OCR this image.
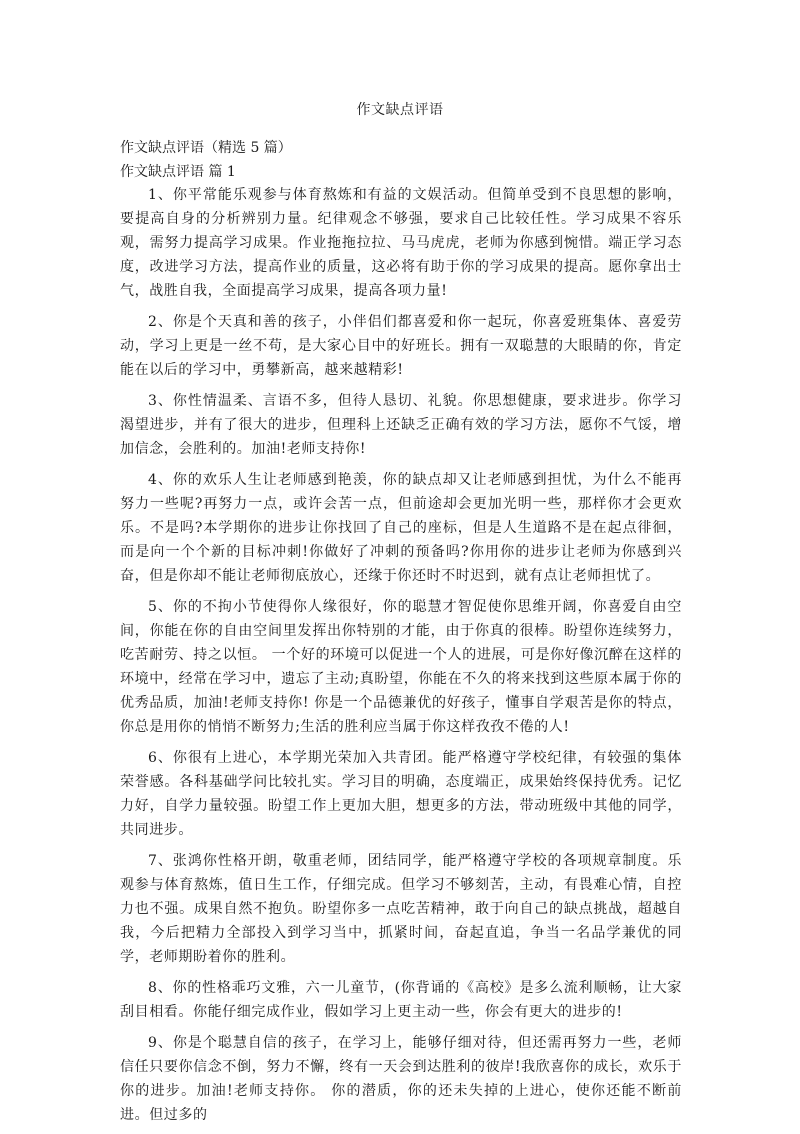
作文缺点评语
作文缺点评语（精选 5 篇）
作文缺点评语 篇 1

1、你平常能乐观参与体育熬炼和有益的文娱活动。但简单受到不良思想的影响，要提高自身的分析辨别力量。纪律观念不够强，要求自己比较任性。学习成果不容乐观，需努力提高学习成果。作业拖拖拉拉、马马虎虎，老师为你感到惋惜。端正学习态度，改进学习方法，提高作业的质量，这必将有助于你的学习成果的提高。愿你拿出士气，战胜自我，全面提高学习成果，提高各项力量!

2、你是个天真和善的孩子，小伴侣们都喜爱和你一起玩，你喜爱班集体、喜爱劳动，学习上更是一丝不苟，是大家心目中的好班长。拥有一双聪慧的大眼睛的你，肯定能在以后的学习中，勇攀新高，越来越精彩!

3、你性情温柔、言语不多，但待人恳切、礼貌。你思想健康，要求进步。你学习渴望进步，并有了很大的进步，但理科上还缺乏正确有效的学习方法，愿你不气馁，增加信念，会胜利的。加油!老师支持你!

4、你的欢乐人生让老师感到艳羡，你的缺点却又让老师感到担忧，为什么不能再努力一些呢?再努力一点，或许会苦一点，但前途却会更加光明一些，那样你才会更欢乐。不是吗?本学期你的进步让你找回了自己的座标，但是人生道路不是在起点徘徊，而是向一个个新的目标冲刺!你做好了冲刺的预备吗?你用你的进步让老师为你感到兴奋，但是你却不能让老师彻底放心，还缘于你还时不时迟到，就有点让老师担忧了。

5、你的不拘小节使得你人缘很好，你的聪慧才智促使你思维开阔，你喜爱自由空间，你能在你的自由空间里发挥出你特别的才能，由于你真的很棒。盼望你连续努力，吃苦耐劳、持之以恒。 一个好的环境可以促进一个人的进展，可是你好像沉醉在这样的环境中，经常在学习中，遗忘了主动;真盼望，你能在不久的将来找到这些原本属于你的优秀品质，加油!老师支持你! 你是一个品德兼优的好孩子，懂事自学艰苦是你的特点，你总是用你的悄悄不断努力;生活的胜利应当属于你这样孜孜不倦的人!

6、你很有上进心，本学期光荣加入共青团。能严格遵守学校纪律，有较强的集体荣誉感。各科基础学问比较扎实。学习目的明确，态度端正，成果始终保持优秀。记忆力好，自学力量较强。盼望工作上更加大胆，想更多的方法，带动班级中其他的同学，共同进步。

7、张鸿你性格开朗，敬重老师，团结同学，能严格遵守学校的各项规章制度。乐观参与体育熬炼，值日生工作，仔细完成。但学习不够刻苦，主动，有畏难心情，自控力也不强。成果自然不抱负。盼望你多一点吃苦精神，敢于向自己的缺点挑战，超越自我，今后把精力全部投入到学习当中，抓紧时间，奋起直追，争当一名品学兼优的同学，老师期盼着你的胜利。

8、你的性格乖巧文雅，六一儿童节，(你背诵的《高校》是多么流利顺畅，让大家刮目相看。你能仔细完成作业，假如学习上更主动一些，你会有更大的进步的!

9、你是个聪慧自信的孩子，在学习上，能够仔细对待，但还需再努力一些，老师信任只要你信念不倒，努力不懈，终有一天会到达胜利的彼岸!我欣喜你的成长，欢乐于你的进步。加油!老师支持你。 你的潜质，你的还未失掉的上进心，使你还能不断前进。但过多的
****
## Problem requirements
Search the lines for the string "老师支持你" and copy every line that has it.

## Full solution
3、你性情温柔、言语不多，但待人恳切、礼貌。你思想健康，要求进步。你学习渴望进步，并有了很大的进步，但理科上还缺乏正确有效的学习方法，愿你不气馁，增加信念，会胜利的。加油!老师支持你!
5、你的不拘小节使得你人缘很好，你的聪慧才智促使你思维开阔，你喜爱自由空间，你能在你的自由空间里发挥出你特别的才能，由于你真的很棒。盼望你连续努力，吃苦耐劳、持之以恒。 一个好的环境可以促进一个人的进展，可是你好像沉醉在这样的环境中，经常在学习中，遗忘了主动;真盼望，你能在不久的将来找到这些原本属于你的优秀品质，加油!老师支持你! 你是一个品德兼优的好孩子，懂事自学艰苦是你的特点，你总是用你的悄悄不断努力;生活的胜利应当属于你这样孜孜不倦的人!
9、你是个聪慧自信的孩子，在学习上，能够仔细对待，但还需再努力一些，老师信任只要你信念不倒，努力不懈，终有一天会到达胜利的彼岸!我欣喜你的成长，欢乐于你的进步。加油!老师支持你。 你的潜质，你的还未失掉的上进心，使你还能不断前进。但过多的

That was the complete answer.